INFORMATION SUPPLIED
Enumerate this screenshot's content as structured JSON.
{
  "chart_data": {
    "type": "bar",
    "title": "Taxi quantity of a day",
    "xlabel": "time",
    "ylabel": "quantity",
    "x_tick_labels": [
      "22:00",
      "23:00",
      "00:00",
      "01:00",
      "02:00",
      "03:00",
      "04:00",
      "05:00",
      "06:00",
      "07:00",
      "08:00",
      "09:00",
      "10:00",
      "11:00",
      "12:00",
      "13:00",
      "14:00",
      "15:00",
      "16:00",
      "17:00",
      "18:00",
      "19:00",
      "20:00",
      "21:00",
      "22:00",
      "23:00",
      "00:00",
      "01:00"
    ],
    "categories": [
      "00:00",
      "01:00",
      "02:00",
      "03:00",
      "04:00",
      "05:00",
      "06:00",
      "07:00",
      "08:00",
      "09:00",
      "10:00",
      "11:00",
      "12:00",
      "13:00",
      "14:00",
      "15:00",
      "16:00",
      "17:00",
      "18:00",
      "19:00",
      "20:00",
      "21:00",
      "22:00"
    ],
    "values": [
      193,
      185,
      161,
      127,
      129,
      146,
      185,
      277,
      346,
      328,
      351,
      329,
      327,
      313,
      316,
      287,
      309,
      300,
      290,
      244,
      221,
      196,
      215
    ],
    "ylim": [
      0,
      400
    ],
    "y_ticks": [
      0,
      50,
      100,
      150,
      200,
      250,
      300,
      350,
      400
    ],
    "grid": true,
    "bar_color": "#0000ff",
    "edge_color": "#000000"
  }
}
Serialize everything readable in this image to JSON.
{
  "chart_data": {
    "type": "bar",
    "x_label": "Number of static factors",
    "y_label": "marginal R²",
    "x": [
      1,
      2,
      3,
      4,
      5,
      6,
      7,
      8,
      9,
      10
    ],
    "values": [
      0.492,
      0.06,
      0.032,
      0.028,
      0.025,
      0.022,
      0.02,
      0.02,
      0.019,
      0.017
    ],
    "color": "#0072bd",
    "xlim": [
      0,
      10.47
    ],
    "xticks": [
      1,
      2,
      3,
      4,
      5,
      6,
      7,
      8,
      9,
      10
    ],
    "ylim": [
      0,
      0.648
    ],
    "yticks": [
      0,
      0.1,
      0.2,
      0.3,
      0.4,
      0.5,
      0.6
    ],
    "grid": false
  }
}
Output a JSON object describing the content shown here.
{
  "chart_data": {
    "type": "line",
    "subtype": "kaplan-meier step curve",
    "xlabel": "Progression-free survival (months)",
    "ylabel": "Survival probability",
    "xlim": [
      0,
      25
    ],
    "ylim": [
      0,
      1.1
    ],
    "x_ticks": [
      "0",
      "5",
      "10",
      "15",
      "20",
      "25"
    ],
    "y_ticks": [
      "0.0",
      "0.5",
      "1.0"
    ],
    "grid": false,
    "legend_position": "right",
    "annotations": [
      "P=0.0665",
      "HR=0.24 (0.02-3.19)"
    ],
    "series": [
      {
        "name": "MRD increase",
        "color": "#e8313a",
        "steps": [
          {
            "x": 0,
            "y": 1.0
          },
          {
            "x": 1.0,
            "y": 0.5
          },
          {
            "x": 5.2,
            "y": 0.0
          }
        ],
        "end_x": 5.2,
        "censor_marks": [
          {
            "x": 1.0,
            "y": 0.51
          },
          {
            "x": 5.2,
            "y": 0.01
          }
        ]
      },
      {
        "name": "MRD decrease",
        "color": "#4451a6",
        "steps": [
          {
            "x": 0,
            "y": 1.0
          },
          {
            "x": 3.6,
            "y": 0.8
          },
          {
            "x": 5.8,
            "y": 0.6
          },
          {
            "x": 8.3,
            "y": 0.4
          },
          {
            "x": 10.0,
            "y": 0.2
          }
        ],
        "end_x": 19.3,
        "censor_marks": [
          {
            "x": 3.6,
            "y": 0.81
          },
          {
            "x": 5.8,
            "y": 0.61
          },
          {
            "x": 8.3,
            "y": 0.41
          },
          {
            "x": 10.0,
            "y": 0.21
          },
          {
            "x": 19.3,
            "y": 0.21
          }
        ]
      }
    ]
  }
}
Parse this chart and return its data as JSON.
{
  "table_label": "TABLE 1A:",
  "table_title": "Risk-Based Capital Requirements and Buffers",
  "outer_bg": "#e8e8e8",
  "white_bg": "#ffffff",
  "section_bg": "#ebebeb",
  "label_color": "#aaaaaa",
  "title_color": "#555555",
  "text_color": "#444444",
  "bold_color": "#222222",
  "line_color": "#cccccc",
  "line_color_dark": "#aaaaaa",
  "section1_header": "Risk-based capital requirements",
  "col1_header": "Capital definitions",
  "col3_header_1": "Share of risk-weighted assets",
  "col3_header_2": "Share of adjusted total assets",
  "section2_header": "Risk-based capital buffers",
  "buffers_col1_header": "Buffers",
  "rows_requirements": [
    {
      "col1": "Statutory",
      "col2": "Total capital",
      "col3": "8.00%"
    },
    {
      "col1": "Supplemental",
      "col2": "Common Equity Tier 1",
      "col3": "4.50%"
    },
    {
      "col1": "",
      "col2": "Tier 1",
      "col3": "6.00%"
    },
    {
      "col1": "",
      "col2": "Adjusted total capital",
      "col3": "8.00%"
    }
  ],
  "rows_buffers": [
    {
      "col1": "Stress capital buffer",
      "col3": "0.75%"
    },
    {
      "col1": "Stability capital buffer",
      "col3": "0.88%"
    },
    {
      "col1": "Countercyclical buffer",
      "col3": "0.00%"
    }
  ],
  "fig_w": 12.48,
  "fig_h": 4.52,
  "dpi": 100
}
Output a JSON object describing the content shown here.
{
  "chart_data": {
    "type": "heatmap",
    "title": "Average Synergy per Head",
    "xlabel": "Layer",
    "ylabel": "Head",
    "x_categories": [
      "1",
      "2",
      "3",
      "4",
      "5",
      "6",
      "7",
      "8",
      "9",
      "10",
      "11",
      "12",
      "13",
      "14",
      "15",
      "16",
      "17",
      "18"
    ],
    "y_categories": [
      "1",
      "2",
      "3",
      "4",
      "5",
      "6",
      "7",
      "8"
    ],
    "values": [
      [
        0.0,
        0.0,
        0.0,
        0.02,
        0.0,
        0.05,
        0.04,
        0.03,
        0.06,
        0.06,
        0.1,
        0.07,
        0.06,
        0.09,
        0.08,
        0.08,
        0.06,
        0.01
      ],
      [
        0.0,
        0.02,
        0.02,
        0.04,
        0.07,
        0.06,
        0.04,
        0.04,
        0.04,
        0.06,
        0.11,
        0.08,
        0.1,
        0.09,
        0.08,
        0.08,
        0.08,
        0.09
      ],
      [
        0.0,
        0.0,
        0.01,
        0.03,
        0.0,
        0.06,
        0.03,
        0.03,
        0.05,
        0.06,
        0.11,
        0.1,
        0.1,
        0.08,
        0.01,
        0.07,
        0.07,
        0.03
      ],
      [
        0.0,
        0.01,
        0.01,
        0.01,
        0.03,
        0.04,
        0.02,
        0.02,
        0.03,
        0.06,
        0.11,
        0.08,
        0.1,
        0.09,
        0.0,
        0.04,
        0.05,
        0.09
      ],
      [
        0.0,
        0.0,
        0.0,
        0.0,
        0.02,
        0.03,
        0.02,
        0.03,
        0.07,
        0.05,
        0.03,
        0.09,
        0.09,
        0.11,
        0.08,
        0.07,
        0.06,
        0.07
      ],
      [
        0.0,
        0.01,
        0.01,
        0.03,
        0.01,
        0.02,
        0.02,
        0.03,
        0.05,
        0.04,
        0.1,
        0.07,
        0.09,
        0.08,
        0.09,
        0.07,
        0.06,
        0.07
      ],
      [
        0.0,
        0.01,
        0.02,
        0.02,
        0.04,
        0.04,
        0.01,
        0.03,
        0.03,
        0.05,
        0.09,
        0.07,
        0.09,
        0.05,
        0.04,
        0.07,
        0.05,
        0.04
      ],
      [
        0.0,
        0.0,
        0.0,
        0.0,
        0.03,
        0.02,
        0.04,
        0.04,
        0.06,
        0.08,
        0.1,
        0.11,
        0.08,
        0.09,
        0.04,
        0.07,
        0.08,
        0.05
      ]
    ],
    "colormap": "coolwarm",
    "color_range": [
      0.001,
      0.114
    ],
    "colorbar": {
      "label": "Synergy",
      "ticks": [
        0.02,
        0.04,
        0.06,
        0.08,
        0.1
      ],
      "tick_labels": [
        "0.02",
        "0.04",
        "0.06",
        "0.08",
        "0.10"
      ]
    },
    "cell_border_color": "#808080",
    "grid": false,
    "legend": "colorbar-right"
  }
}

EXERCISE PROMPT
Scan the listing above for the word "right" and show each line where it is found.

EXPECTED ANSWER
    "legend_position": "right",
    "legend": "colorbar-right"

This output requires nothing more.